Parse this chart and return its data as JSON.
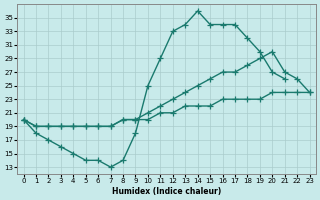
{
  "xlabel": "Humidex (Indice chaleur)",
  "ylabel": "",
  "bg_color": "#c8eaea",
  "line_color": "#1a7a6e",
  "grid_color": "#aacccc",
  "xlim": [
    -0.5,
    23.5
  ],
  "ylim": [
    12,
    37
  ],
  "yticks": [
    13,
    15,
    17,
    19,
    21,
    23,
    25,
    27,
    29,
    31,
    33,
    35
  ],
  "xticks": [
    0,
    1,
    2,
    3,
    4,
    5,
    6,
    7,
    8,
    9,
    10,
    11,
    12,
    13,
    14,
    15,
    16,
    17,
    18,
    19,
    20,
    21,
    22,
    23
  ],
  "line1_x": [
    0,
    1,
    2,
    3,
    4,
    5,
    6,
    7,
    8,
    9,
    10,
    11,
    12,
    13,
    14,
    15,
    16,
    17,
    18,
    19,
    20,
    21
  ],
  "line1_y": [
    20,
    18,
    17,
    16,
    15,
    14,
    14,
    13,
    14,
    18,
    25,
    29,
    33,
    34,
    36,
    34,
    34,
    34,
    32,
    30,
    27,
    26
  ],
  "line2_x": [
    0,
    1,
    2,
    3,
    4,
    5,
    6,
    7,
    8,
    9,
    10,
    11,
    12,
    13,
    14,
    15,
    16,
    17,
    18,
    19,
    20,
    21,
    22,
    23
  ],
  "line2_y": [
    20,
    19,
    19,
    19,
    19,
    19,
    19,
    19,
    20,
    20,
    21,
    22,
    23,
    24,
    25,
    26,
    27,
    27,
    28,
    29,
    30,
    27,
    26,
    24
  ],
  "line3_x": [
    0,
    1,
    2,
    3,
    4,
    5,
    6,
    7,
    8,
    9,
    10,
    11,
    12,
    13,
    14,
    15,
    16,
    17,
    18,
    19,
    20,
    21,
    22,
    23
  ],
  "line3_y": [
    20,
    19,
    19,
    19,
    19,
    19,
    19,
    19,
    20,
    20,
    20,
    21,
    21,
    22,
    22,
    22,
    23,
    23,
    23,
    23,
    24,
    24,
    24,
    24
  ],
  "marker": "+",
  "markersize": 4,
  "linewidth": 1.0
}
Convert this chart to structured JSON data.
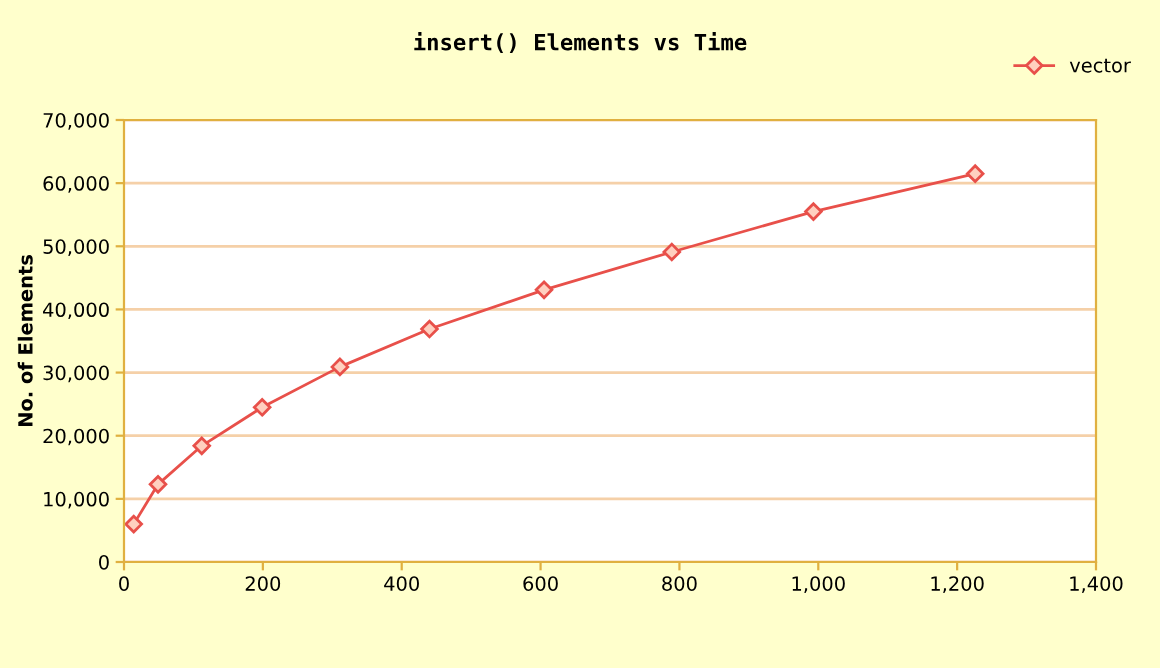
{
  "chart_data": {
    "type": "line",
    "title": "insert() Elements vs Time",
    "ylabel": "No. of Elements",
    "x": [
      14,
      49,
      112,
      199,
      311,
      440,
      605,
      789,
      993,
      1226
    ],
    "series": [
      {
        "name": "vector",
        "color": "#e8504a",
        "values": [
          6000,
          12300,
          18400,
          24500,
          30900,
          36900,
          43100,
          49100,
          55500,
          61500
        ]
      }
    ],
    "xlim": [
      0,
      1400
    ],
    "xticks": [
      {
        "value": 0,
        "label": "0"
      },
      {
        "value": 200,
        "label": "200"
      },
      {
        "value": 400,
        "label": "400"
      },
      {
        "value": 600,
        "label": "600"
      },
      {
        "value": 800,
        "label": "800"
      },
      {
        "value": 1000,
        "label": "1,000"
      },
      {
        "value": 1200,
        "label": "1,200"
      },
      {
        "value": 1400,
        "label": "1,400"
      }
    ],
    "ylim": [
      0,
      70000
    ],
    "yticks": [
      {
        "value": 0,
        "label": "0"
      },
      {
        "value": 10000,
        "label": "10,000"
      },
      {
        "value": 20000,
        "label": "20,000"
      },
      {
        "value": 30000,
        "label": "30,000"
      },
      {
        "value": 40000,
        "label": "40,000"
      },
      {
        "value": 50000,
        "label": "50,000"
      },
      {
        "value": 60000,
        "label": "60,000"
      },
      {
        "value": 70000,
        "label": "70,000"
      }
    ],
    "grid": "y",
    "legend": "top right",
    "marker": "diamond",
    "line_style": "solid"
  }
}
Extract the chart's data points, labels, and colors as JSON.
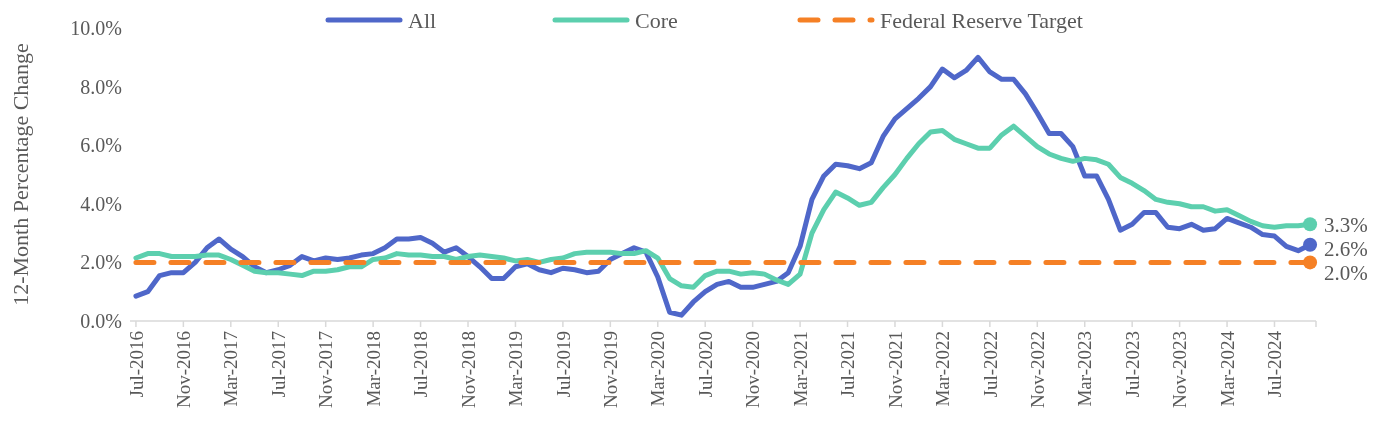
{
  "chart_data": {
    "type": "line",
    "ylabel": "12-Month Percentage Change",
    "categories": [
      "Jul-2016",
      null,
      null,
      null,
      "Nov-2016",
      null,
      null,
      null,
      "Mar-2017",
      null,
      null,
      null,
      "Jul-2017",
      null,
      null,
      null,
      "Nov-2017",
      null,
      null,
      null,
      "Mar-2018",
      null,
      null,
      null,
      "Jul-2018",
      null,
      null,
      null,
      "Nov-2018",
      null,
      null,
      null,
      "Mar-2019",
      null,
      null,
      null,
      "Jul-2019",
      null,
      null,
      null,
      "Nov-2019",
      null,
      null,
      null,
      "Mar-2020",
      null,
      null,
      null,
      "Jul-2020",
      null,
      null,
      null,
      "Nov-2020",
      null,
      null,
      null,
      "Mar-2021",
      null,
      null,
      null,
      "Jul-2021",
      null,
      null,
      null,
      "Nov-2021",
      null,
      null,
      null,
      "Mar-2022",
      null,
      null,
      null,
      "Jul-2022",
      null,
      null,
      null,
      "Nov-2022",
      null,
      null,
      null,
      "Mar-2023",
      null,
      null,
      null,
      "Jul-2023",
      null,
      null,
      null,
      "Nov-2023",
      null,
      null,
      null,
      "Mar-2024",
      null,
      null,
      null,
      "Jul-2024",
      null,
      null,
      null
    ],
    "series": [
      {
        "name": "All",
        "color": "#4f67c9",
        "values": [
          0.85,
          1.0,
          1.55,
          1.65,
          1.65,
          2.0,
          2.5,
          2.8,
          2.45,
          2.2,
          1.85,
          1.65,
          1.75,
          1.9,
          2.2,
          2.05,
          2.15,
          2.1,
          2.15,
          2.25,
          2.3,
          2.5,
          2.8,
          2.8,
          2.85,
          2.65,
          2.35,
          2.5,
          2.2,
          1.85,
          1.45,
          1.45,
          1.85,
          1.95,
          1.75,
          1.65,
          1.8,
          1.75,
          1.65,
          1.7,
          2.1,
          2.3,
          2.5,
          2.35,
          1.5,
          0.3,
          0.2,
          0.65,
          1.0,
          1.25,
          1.35,
          1.15,
          1.15,
          1.25,
          1.35,
          1.65,
          2.55,
          4.15,
          4.95,
          5.35,
          5.3,
          5.2,
          5.4,
          6.3,
          6.9,
          7.25,
          7.6,
          8.0,
          8.6,
          8.3,
          8.55,
          9.0,
          8.5,
          8.25,
          8.25,
          7.75,
          7.1,
          6.4,
          6.4,
          5.95,
          4.95,
          4.95,
          4.15,
          3.1,
          3.3,
          3.7,
          3.7,
          3.2,
          3.15,
          3.3,
          3.1,
          3.15,
          3.5,
          3.35,
          3.2,
          2.95,
          2.9,
          2.55,
          2.4,
          2.6
        ],
        "value_labels": [
          null,
          null,
          null,
          null,
          null,
          null,
          null,
          null,
          null,
          null,
          null,
          null,
          null,
          null,
          null,
          null,
          null,
          null,
          null,
          null,
          null,
          null,
          null,
          null,
          null,
          null,
          null,
          null,
          null,
          null,
          null,
          null,
          null,
          null,
          null,
          null,
          null,
          null,
          null,
          null,
          null,
          null,
          null,
          null,
          null,
          null,
          null,
          null,
          null,
          null,
          null,
          null,
          null,
          null,
          null,
          null,
          null,
          null,
          null,
          null,
          null,
          null,
          null,
          null,
          null,
          null,
          null,
          null,
          null,
          null,
          null,
          null,
          null,
          null,
          null,
          null,
          null,
          null,
          null,
          null,
          null,
          null,
          null,
          null,
          null,
          null,
          null,
          null,
          null,
          null,
          null,
          null,
          null,
          null,
          null,
          null,
          null,
          null,
          null,
          "2.6%"
        ]
      },
      {
        "name": "Core",
        "color": "#5ccfae",
        "values": [
          2.15,
          2.3,
          2.3,
          2.2,
          2.2,
          2.2,
          2.25,
          2.25,
          2.1,
          1.9,
          1.7,
          1.65,
          1.65,
          1.6,
          1.55,
          1.7,
          1.7,
          1.75,
          1.85,
          1.85,
          2.1,
          2.15,
          2.3,
          2.25,
          2.25,
          2.2,
          2.2,
          2.1,
          2.2,
          2.25,
          2.2,
          2.15,
          2.05,
          2.1,
          2.0,
          2.1,
          2.15,
          2.3,
          2.35,
          2.35,
          2.35,
          2.3,
          2.3,
          2.4,
          2.15,
          1.45,
          1.2,
          1.15,
          1.55,
          1.7,
          1.7,
          1.6,
          1.65,
          1.6,
          1.4,
          1.25,
          1.6,
          3.0,
          3.8,
          4.4,
          4.2,
          3.95,
          4.05,
          4.55,
          5.0,
          5.55,
          6.05,
          6.45,
          6.5,
          6.2,
          6.05,
          5.9,
          5.9,
          6.35,
          6.65,
          6.3,
          5.95,
          5.7,
          5.55,
          5.45,
          5.55,
          5.5,
          5.35,
          4.9,
          4.7,
          4.45,
          4.15,
          4.05,
          4.0,
          3.9,
          3.9,
          3.75,
          3.8,
          3.6,
          3.4,
          3.25,
          3.2,
          3.25,
          3.25,
          3.3
        ],
        "value_labels": [
          null,
          null,
          null,
          null,
          null,
          null,
          null,
          null,
          null,
          null,
          null,
          null,
          null,
          null,
          null,
          null,
          null,
          null,
          null,
          null,
          null,
          null,
          null,
          null,
          null,
          null,
          null,
          null,
          null,
          null,
          null,
          null,
          null,
          null,
          null,
          null,
          null,
          null,
          null,
          null,
          null,
          null,
          null,
          null,
          null,
          null,
          null,
          null,
          null,
          null,
          null,
          null,
          null,
          null,
          null,
          null,
          null,
          null,
          null,
          null,
          null,
          null,
          null,
          null,
          null,
          null,
          null,
          null,
          null,
          null,
          null,
          null,
          null,
          null,
          null,
          null,
          null,
          null,
          null,
          null,
          null,
          null,
          null,
          null,
          null,
          null,
          null,
          null,
          null,
          null,
          null,
          null,
          null,
          null,
          null,
          null,
          null,
          null,
          null,
          "3.3%"
        ]
      },
      {
        "name": "Federal Reserve Target",
        "color": "#f58025",
        "line_style": "dashed",
        "values": [
          2,
          2,
          2,
          2,
          2,
          2,
          2,
          2,
          2,
          2,
          2,
          2,
          2,
          2,
          2,
          2,
          2,
          2,
          2,
          2,
          2,
          2,
          2,
          2,
          2,
          2,
          2,
          2,
          2,
          2,
          2,
          2,
          2,
          2,
          2,
          2,
          2,
          2,
          2,
          2,
          2,
          2,
          2,
          2,
          2,
          2,
          2,
          2,
          2,
          2,
          2,
          2,
          2,
          2,
          2,
          2,
          2,
          2,
          2,
          2,
          2,
          2,
          2,
          2,
          2,
          2,
          2,
          2,
          2,
          2,
          2,
          2,
          2,
          2,
          2,
          2,
          2,
          2,
          2,
          2,
          2,
          2,
          2,
          2,
          2,
          2,
          2,
          2,
          2,
          2,
          2,
          2,
          2,
          2,
          2,
          2,
          2,
          2,
          2,
          2
        ],
        "value_labels": [
          null,
          null,
          null,
          null,
          null,
          null,
          null,
          null,
          null,
          null,
          null,
          null,
          null,
          null,
          null,
          null,
          null,
          null,
          null,
          null,
          null,
          null,
          null,
          null,
          null,
          null,
          null,
          null,
          null,
          null,
          null,
          null,
          null,
          null,
          null,
          null,
          null,
          null,
          null,
          null,
          null,
          null,
          null,
          null,
          null,
          null,
          null,
          null,
          null,
          null,
          null,
          null,
          null,
          null,
          null,
          null,
          null,
          null,
          null,
          null,
          null,
          null,
          null,
          null,
          null,
          null,
          null,
          null,
          null,
          null,
          null,
          null,
          null,
          null,
          null,
          null,
          null,
          null,
          null,
          null,
          null,
          null,
          null,
          null,
          null,
          null,
          null,
          null,
          null,
          null,
          null,
          null,
          null,
          null,
          null,
          null,
          null,
          null,
          null,
          "2.0%"
        ]
      }
    ],
    "ylim": [
      0,
      10
    ],
    "yticks": [
      {
        "value": 0,
        "label": "0.0%"
      },
      {
        "value": 2,
        "label": "2.0%"
      },
      {
        "value": 4,
        "label": "4.0%"
      },
      {
        "value": 6,
        "label": "6.0%"
      },
      {
        "value": 8,
        "label": "8.0%"
      },
      {
        "value": 10,
        "label": "10.0%"
      }
    ],
    "grid": false,
    "legend": "top",
    "marker": "none"
  }
}
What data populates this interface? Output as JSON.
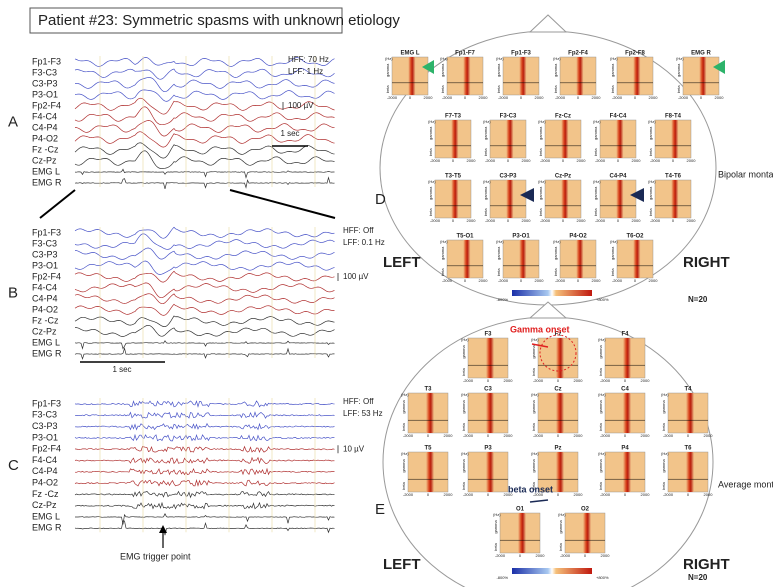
{
  "title": "Patient #23: Symmetric spasms with unknown etiology",
  "panels": {
    "A": {
      "label": "A",
      "channels": [
        "Fp1-F3",
        "F3-C3",
        "C3-P3",
        "P3-O1",
        "Fp2-F4",
        "F4-C4",
        "C4-P4",
        "P4-O2",
        "Fz -Cz",
        "Cz-Pz",
        "EMG L",
        "EMG R"
      ],
      "filters": [
        "HFF:  70 Hz",
        "LFF:  1 Hz"
      ],
      "amplitude": "100 µV",
      "time": "1 sec"
    },
    "B": {
      "label": "B",
      "channels": [
        "Fp1-F3",
        "F3-C3",
        "C3-P3",
        "P3-O1",
        "Fp2-F4",
        "F4-C4",
        "C4-P4",
        "P4-O2",
        "Fz -Cz",
        "Cz-Pz",
        "EMG L",
        "EMG R"
      ],
      "filters": [
        "HFF: Off",
        "LFF: 0.1 Hz"
      ],
      "amplitude": "100 µV",
      "time": "1 sec"
    },
    "C": {
      "label": "C",
      "channels": [
        "Fp1-F3",
        "F3-C3",
        "C3-P3",
        "P3-O1",
        "Fp2-F4",
        "F4-C4",
        "C4-P4",
        "P4-O2",
        "Fz -Cz",
        "Cz-Pz",
        "EMG L",
        "EMG R"
      ],
      "filters": [
        "HFF: Off",
        "LFF: 53 Hz"
      ],
      "amplitude": "10 µV",
      "annotation": "EMG trigger point"
    },
    "D": {
      "label": "D",
      "montage": "Bipolar montage",
      "left": "LEFT",
      "right": "RIGHT",
      "n": "N=20",
      "colorbar": [
        "-800%",
        "+800%"
      ],
      "electrodes": [
        "EMG L",
        "Fp1-F7",
        "Fp1-F3",
        "Fp2-F4",
        "Fp2-F8",
        "EMG R",
        "F7-T3",
        "F3-C3",
        "Fz-Cz",
        "F4-C4",
        "F8-T4",
        "T3-T5",
        "C3-P3",
        "Cz-Pz",
        "C4-P4",
        "T4-T6",
        "T5-O1",
        "P3-O1",
        "P4-O2",
        "T6-O2"
      ]
    },
    "E": {
      "label": "E",
      "montage": "Average montage",
      "left": "LEFT",
      "right": "RIGHT",
      "n": "N=20",
      "colorbar": [
        "-800%",
        "+800%"
      ],
      "electrodes": [
        "F3",
        "Fz",
        "F4",
        "T3",
        "C3",
        "Cz",
        "C4",
        "T4",
        "T5",
        "P3",
        "Pz",
        "P4",
        "T6",
        "O1",
        "O2"
      ],
      "annotations": [
        "Gamma onset",
        "beta onset"
      ]
    }
  },
  "tile_axis": {
    "unit": "(Hz)",
    "bands": [
      "gamma",
      "beta"
    ],
    "xticks": [
      "-2000",
      "0",
      "2000"
    ]
  }
}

········

[WORK TO COMPLETE] Lines that hold the word "name" are the ones to return, every one of them.

[RESULT OF THIS TASK]
        "name": "vector",
        "name": "All",
        "name": "Core",
        "name": "Federal Reserve Target",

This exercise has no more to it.